ACTIVITY: Produce a verbatim copy of the records, and keep the images out of it.

··· PROVIDED RECORDS ···

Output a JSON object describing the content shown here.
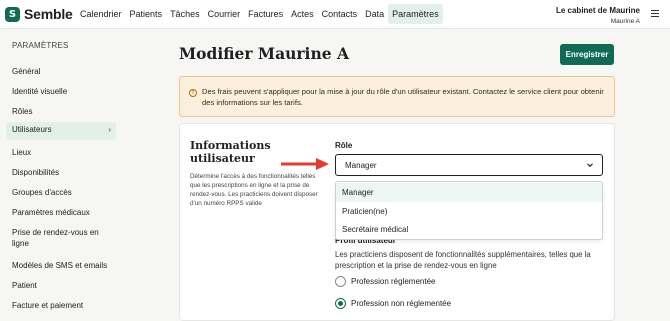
{
  "app": {
    "logo_mark": "S",
    "logo_text": "Semble"
  },
  "nav": {
    "items": [
      {
        "label": "Calendrier",
        "active": false
      },
      {
        "label": "Patients",
        "active": false
      },
      {
        "label": "Tâches",
        "active": false
      },
      {
        "label": "Courrier",
        "active": false
      },
      {
        "label": "Factures",
        "active": false
      },
      {
        "label": "Actes",
        "active": false
      },
      {
        "label": "Contacts",
        "active": false
      },
      {
        "label": "Data",
        "active": false
      },
      {
        "label": "Paramètres",
        "active": true
      }
    ]
  },
  "account": {
    "name": "Le cabinet de Maurine",
    "user": "Maurine A"
  },
  "sidebar": {
    "heading": "PARAMÈTRES",
    "items": [
      {
        "label": "Général"
      },
      {
        "label": "Identité visuelle"
      },
      {
        "label": "Rôles"
      },
      {
        "label": "Utilisateurs",
        "active": true
      },
      {
        "label": "Lieux"
      },
      {
        "label": "Disponibilités"
      },
      {
        "label": "Groupes d'accès"
      },
      {
        "label": "Paramètres médicaux"
      },
      {
        "label": "Prise de rendez-vous en ligne"
      },
      {
        "label": "Modèles de SMS et emails"
      },
      {
        "label": "Patient"
      },
      {
        "label": "Facture et paiement"
      }
    ]
  },
  "page": {
    "title": "Modifier Maurine A",
    "save_label": "Enregistrer"
  },
  "alert": {
    "text": "Des frais peuvent s'appliquer pour la mise à jour du rôle d'un utilisateur existant. Contactez le service client pour obtenir des informations sur les tarifs."
  },
  "user_info": {
    "title": "Informations utilisateur",
    "description": "Détermine l'accès à des fonctionnalités telles que les prescriptions en ligne et la prise de rendez-vous. Les practiciens doivent disposer d'un numéro RPPS valide"
  },
  "role": {
    "label": "Rôle",
    "selected": "Manager",
    "options": [
      "Manager",
      "Praticien(ne)",
      "Secrétaire médical"
    ]
  },
  "profile": {
    "label": "Profil utilisateur",
    "description": "Les practiciens disposent de fonctionnalités supplémentaires, telles que la prescription et la prise de rendez-vous en ligne",
    "options": [
      {
        "label": "Profession réglementée",
        "checked": false
      },
      {
        "label": "Profession non réglementée",
        "checked": true
      }
    ]
  },
  "colors": {
    "brand": "#0f6b55",
    "active_bg": "#e3efe9",
    "alert_bg": "#fcefdd",
    "arrow": "#e53b2c"
  }
}
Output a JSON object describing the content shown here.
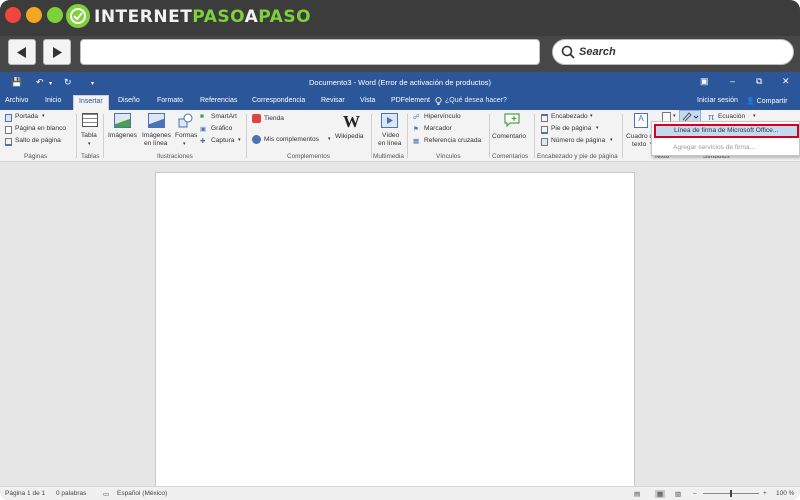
{
  "browser": {
    "brand": {
      "part1": "INTERNET",
      "part2": "PASO",
      "part3": "A",
      "part4": "PASO"
    },
    "search": {
      "label": "Search"
    },
    "url": ""
  },
  "word": {
    "title": "Documento3 - Word (Error de activación de productos)",
    "tabs": [
      "Archivo",
      "Inicio",
      "Insertar",
      "Diseño",
      "Formato",
      "Referencias",
      "Correspondencia",
      "Revisar",
      "Vista",
      "PDFelement"
    ],
    "active_tab": "Insertar",
    "tell_me": "¿Qué desea hacer?",
    "signin": "Iniciar sesión",
    "share": "Compartir",
    "ribbon": {
      "paginas": {
        "items": [
          "Portada",
          "Página en blanco",
          "Salto de página"
        ],
        "label": "Páginas"
      },
      "tablas": {
        "item": "Tabla",
        "label": "Tablas"
      },
      "ilustraciones": {
        "imagenes": "Imágenes",
        "imagenes_linea_1": "Imágenes",
        "imagenes_linea_2": "en línea",
        "formas": "Formas",
        "smartart": "SmartArt",
        "grafico": "Gráfico",
        "captura": "Captura",
        "label": "Ilustraciones"
      },
      "complementos": {
        "tienda": "Tienda",
        "mis": "Mis complementos",
        "wikipedia": "Wikipedia",
        "label": "Complementos"
      },
      "multimedia": {
        "video_1": "Vídeo",
        "video_2": "en línea",
        "label": "Multimedia"
      },
      "vinculos": {
        "items": [
          "Hipervínculo",
          "Marcador",
          "Referencia cruzada"
        ],
        "label": "Vínculos"
      },
      "comentarios": {
        "item": "Comentario",
        "label": "Comentarios"
      },
      "encabezado": {
        "items": [
          "Encabezado",
          "Pie de página",
          "Número de página"
        ],
        "label": "Encabezado y pie de página"
      },
      "texto": {
        "cuadro_1": "Cuadro d",
        "cuadro_2": "texto",
        "label": "Texto"
      },
      "simbolos": {
        "ecuacion": "Ecuación",
        "label": "Símbolos"
      }
    },
    "dropdown": {
      "items": [
        "Línea de firma de Microsoft Office...",
        "Agregar servicios de firma..."
      ]
    },
    "status": {
      "page": "Página 1 de 1",
      "words": "0 palabras",
      "language": "Español (México)",
      "zoom": "100 %"
    }
  },
  "colors": {
    "word_blue": "#2b579a",
    "highlight_red": "#d9001b",
    "brand_green": "#7fd13b"
  }
}
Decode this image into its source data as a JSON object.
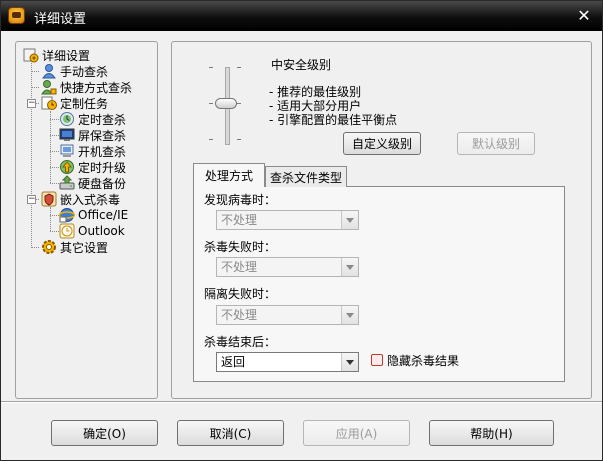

···

WRITTEN RESPONSE:
Output a JSON object describing the content shown here.
{
  "app": {
    "logo_mark": "S",
    "logo_text": "Semble"
  },
  "nav": {
    "items": [
      {
        "label": "Calendrier",
        "active": false
      },
      {
        "label": "Patients",
        "active": false
      },
      {
        "label": "Tâches",
        "active": false
      },
      {
        "label": "Courrier",
        "active": false
      },
      {
        "label": "Factures",
        "active": false
      },
      {
        "label": "Actes",
        "active": false
      },
      {
        "label": "Contacts",
        "active": false
      },
      {
        "label": "Data",
        "active": false
      },
      {
        "label": "Paramètres",
        "active": true
      }
    ]
  },
  "account": {
    "name": "Le cabinet de Maurine",
    "user": "Maurine A"
  },
  "sidebar": {
    "heading": "PARAMÈTRES",
    "items": [
      {
        "label": "Général"
      },
      {
        "label": "Identité visuelle"
      },
      {
        "label": "Rôles"
      },
      {
        "label": "Utilisateurs",
        "active": true
      },
      {
        "label": "Lieux"
      },
      {
        "label": "Disponibilités"
      },
      {
        "label": "Groupes d'accès"
      },
      {
        "label": "Paramètres médicaux"
      },
      {
        "label": "Prise de rendez-vous en ligne"
      },
      {
        "label": "Modèles de SMS et emails"
      },
      {
        "label": "Patient"
      },
      {
        "label": "Facture et paiement"
      }
    ]
  },
  "page": {
    "title": "Modifier Maurine A",
    "save_label": "Enregistrer"
  },
  "alert": {
    "text": "Des frais peuvent s'appliquer pour la mise à jour du rôle d'un utilisateur existant. Contactez le service client pour obtenir des informations sur les tarifs."
  },
  "user_info": {
    "title": "Informations utilisateur",
    "description": "Détermine l'accès à des fonctionnalités telles que les prescriptions en ligne et la prise de rendez-vous. Les practiciens doivent disposer d'un numéro RPPS valide"
  },
  "role": {
    "label": "Rôle",
    "selected": "Manager",
    "options": [
      "Manager",
      "Praticien(ne)",
      "Secrétaire médical"
    ]
  },
  "profile": {
    "label": "Profil utilisateur",
    "description": "Les practiciens disposent de fonctionnalités supplémentaires, telles que la prescription et la prise de rendez-vous en ligne",
    "options": [
      {
        "label": "Profession réglementée",
        "checked": false
      },
      {
        "label": "Profession non réglementée",
        "checked": true
      }
    ]
  },
  "colors": {
    "brand": "#0f6b55",
    "active_bg": "#e3efe9",
    "alert_bg": "#fcefdd",
    "arrow": "#e53b2c"
  }
}
Output a JSON object describing the content shown here.
{
  "browser": {
    "brand": {
      "part1": "INTERNET",
      "part2": "PASO",
      "part3": "A",
      "part4": "PASO"
    },
    "search": {
      "label": "Search"
    },
    "url": ""
  },
  "word": {
    "title": "Documento3 - Word (Error de activación de productos)",
    "tabs": [
      "Archivo",
      "Inicio",
      "Insertar",
      "Diseño",
      "Formato",
      "Referencias",
      "Correspondencia",
      "Revisar",
      "Vista",
      "PDFelement"
    ],
    "active_tab": "Insertar",
    "tell_me": "¿Qué desea hacer?",
    "signin": "Iniciar sesión",
    "share": "Compartir",
    "ribbon": {
      "paginas": {
        "items": [
          "Portada",
          "Página en blanco",
          "Salto de página"
        ],
        "label": "Páginas"
      },
      "tablas": {
        "item": "Tabla",
        "label": "Tablas"
      },
      "ilustraciones": {
        "imagenes": "Imágenes",
        "imagenes_linea_1": "Imágenes",
        "imagenes_linea_2": "en línea",
        "formas": "Formas",
        "smartart": "SmartArt",
        "grafico": "Gráfico",
        "captura": "Captura",
        "label": "Ilustraciones"
      },
      "complementos": {
        "tienda": "Tienda",
        "mis": "Mis complementos",
        "wikipedia": "Wikipedia",
        "label": "Complementos"
      },
      "multimedia": {
        "video_1": "Vídeo",
        "video_2": "en línea",
        "label": "Multimedia"
      },
      "vinculos": {
        "items": [
          "Hipervínculo",
          "Marcador",
          "Referencia cruzada"
        ],
        "label": "Vínculos"
      },
      "comentarios": {
        "item": "Comentario",
        "label": "Comentarios"
      },
      "encabezado": {
        "items": [
          "Encabezado",
          "Pie de página",
          "Número de página"
        ],
        "label": "Encabezado y pie de página"
      },
      "texto": {
        "cuadro_1": "Cuadro d",
        "cuadro_2": "texto",
        "label": "Texto"
      },
      "simbolos": {
        "ecuacion": "Ecuación",
        "label": "Símbolos"
      }
    },
    "dropdown": {
      "items": [
        "Línea de firma de Microsoft Office...",
        "Agregar servicios de firma..."
      ]
    },
    "status": {
      "page": "Página 1 de 1",
      "words": "0 palabras",
      "language": "Español (México)",
      "zoom": "100 %"
    }
  },
  "colors": {
    "word_blue": "#2b579a",
    "highlight_red": "#d9001b",
    "brand_green": "#7fd13b"
  }
}
Decode this image into its source data as a JSON object.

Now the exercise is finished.